- **WORK INSTRUCTIONS**
Gather up all lines that carry the word "this".

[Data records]

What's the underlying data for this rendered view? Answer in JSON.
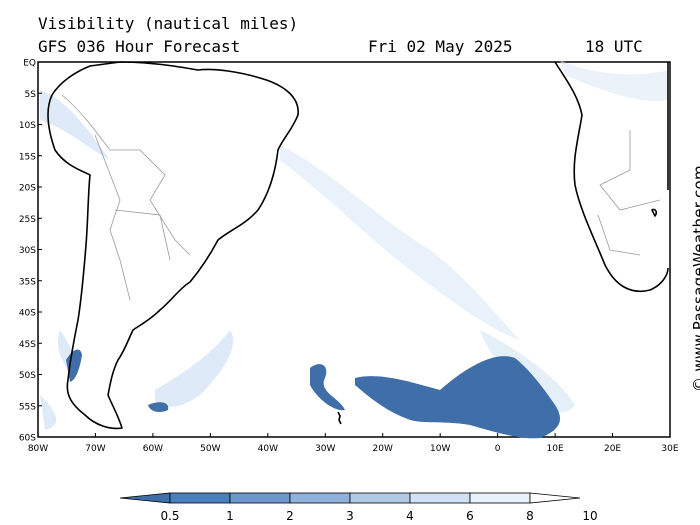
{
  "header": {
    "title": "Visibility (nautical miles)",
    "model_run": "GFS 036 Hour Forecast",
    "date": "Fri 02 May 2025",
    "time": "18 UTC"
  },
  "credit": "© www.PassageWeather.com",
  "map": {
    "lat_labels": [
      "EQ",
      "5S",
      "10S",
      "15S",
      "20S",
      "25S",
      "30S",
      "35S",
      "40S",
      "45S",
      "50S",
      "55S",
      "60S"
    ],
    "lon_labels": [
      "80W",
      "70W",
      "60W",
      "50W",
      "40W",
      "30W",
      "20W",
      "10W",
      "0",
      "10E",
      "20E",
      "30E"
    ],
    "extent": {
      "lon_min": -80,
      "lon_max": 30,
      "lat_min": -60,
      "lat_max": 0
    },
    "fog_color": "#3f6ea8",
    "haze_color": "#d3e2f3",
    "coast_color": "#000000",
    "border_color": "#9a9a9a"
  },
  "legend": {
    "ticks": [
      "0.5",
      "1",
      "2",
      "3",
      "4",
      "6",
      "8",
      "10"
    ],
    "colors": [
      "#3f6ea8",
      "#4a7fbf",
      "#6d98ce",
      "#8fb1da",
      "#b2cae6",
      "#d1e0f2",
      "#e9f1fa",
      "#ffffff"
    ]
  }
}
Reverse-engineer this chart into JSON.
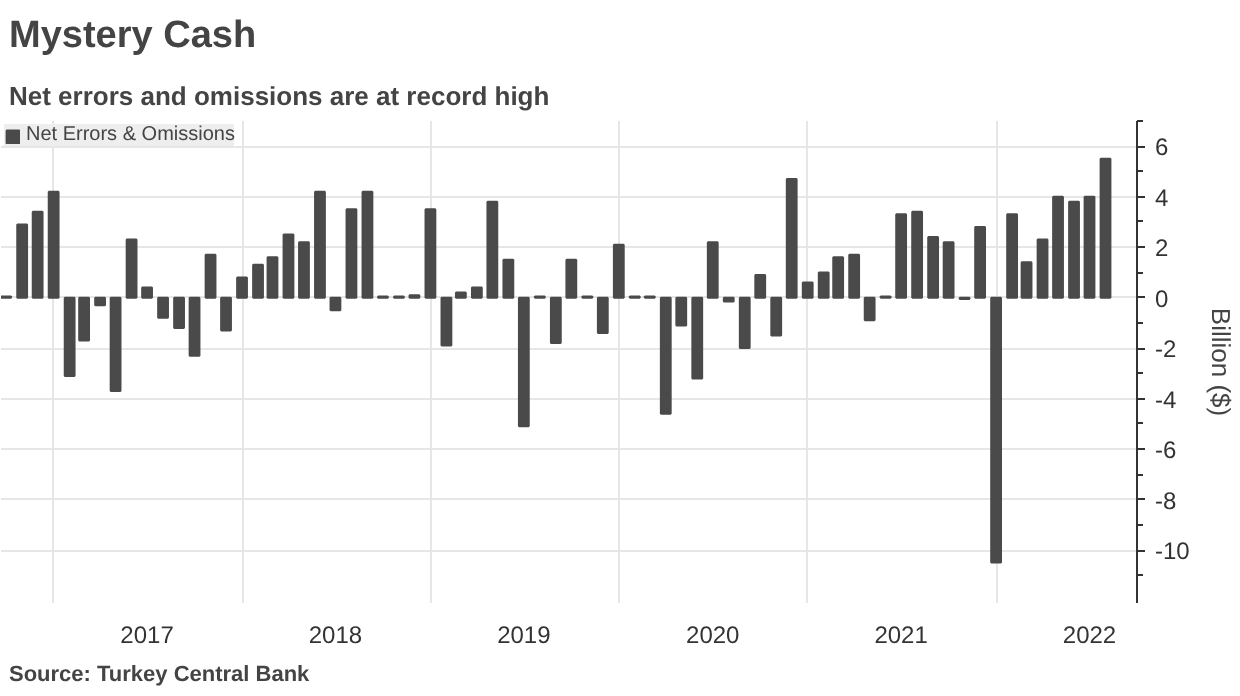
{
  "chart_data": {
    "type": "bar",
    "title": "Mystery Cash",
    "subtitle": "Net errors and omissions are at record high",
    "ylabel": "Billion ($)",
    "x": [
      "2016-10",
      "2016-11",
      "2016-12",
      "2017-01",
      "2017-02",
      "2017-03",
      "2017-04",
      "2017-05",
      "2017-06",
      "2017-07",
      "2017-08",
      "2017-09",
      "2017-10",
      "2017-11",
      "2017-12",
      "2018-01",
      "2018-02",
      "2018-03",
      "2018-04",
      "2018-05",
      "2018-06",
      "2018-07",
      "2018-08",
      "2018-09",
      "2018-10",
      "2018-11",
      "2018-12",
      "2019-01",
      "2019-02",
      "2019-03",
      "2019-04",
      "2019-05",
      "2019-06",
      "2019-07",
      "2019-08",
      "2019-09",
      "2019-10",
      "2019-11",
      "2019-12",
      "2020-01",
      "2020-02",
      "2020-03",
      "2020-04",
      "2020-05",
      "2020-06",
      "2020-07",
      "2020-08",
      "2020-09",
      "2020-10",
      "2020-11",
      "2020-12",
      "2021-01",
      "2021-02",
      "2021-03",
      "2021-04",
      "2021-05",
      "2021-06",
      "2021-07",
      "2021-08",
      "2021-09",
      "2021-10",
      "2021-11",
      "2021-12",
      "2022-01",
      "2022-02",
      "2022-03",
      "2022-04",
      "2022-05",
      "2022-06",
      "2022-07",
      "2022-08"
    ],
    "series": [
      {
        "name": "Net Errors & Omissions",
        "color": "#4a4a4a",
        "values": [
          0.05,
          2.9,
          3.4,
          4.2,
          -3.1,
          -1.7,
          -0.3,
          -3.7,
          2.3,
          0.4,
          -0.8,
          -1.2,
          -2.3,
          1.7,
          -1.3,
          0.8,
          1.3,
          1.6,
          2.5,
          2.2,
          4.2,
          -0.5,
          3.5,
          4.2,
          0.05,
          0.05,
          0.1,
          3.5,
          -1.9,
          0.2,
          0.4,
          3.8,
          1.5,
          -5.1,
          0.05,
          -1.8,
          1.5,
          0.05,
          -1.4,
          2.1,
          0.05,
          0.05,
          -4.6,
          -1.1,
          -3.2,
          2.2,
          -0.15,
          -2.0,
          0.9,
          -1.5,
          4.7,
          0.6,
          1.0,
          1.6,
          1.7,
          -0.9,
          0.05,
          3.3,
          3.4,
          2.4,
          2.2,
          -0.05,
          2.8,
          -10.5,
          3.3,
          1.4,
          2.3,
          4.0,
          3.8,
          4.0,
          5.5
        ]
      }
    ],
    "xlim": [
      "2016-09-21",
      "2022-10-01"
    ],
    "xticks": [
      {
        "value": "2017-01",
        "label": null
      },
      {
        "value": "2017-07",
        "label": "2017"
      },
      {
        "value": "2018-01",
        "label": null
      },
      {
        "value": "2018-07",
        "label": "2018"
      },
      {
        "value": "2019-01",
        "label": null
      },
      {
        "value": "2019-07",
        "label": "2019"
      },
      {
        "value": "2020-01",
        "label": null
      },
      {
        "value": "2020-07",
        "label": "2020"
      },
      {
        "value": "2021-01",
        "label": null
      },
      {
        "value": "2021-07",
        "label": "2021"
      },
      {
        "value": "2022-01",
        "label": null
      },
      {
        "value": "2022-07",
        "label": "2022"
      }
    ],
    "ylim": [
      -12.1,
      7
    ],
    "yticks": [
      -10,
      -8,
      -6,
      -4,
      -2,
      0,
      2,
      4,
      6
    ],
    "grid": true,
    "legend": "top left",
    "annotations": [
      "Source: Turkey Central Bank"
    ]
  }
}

- **RESULT**
What's the underlying data for this rendered view? Answer in JSON.
Reverse-engineer this chart into JSON.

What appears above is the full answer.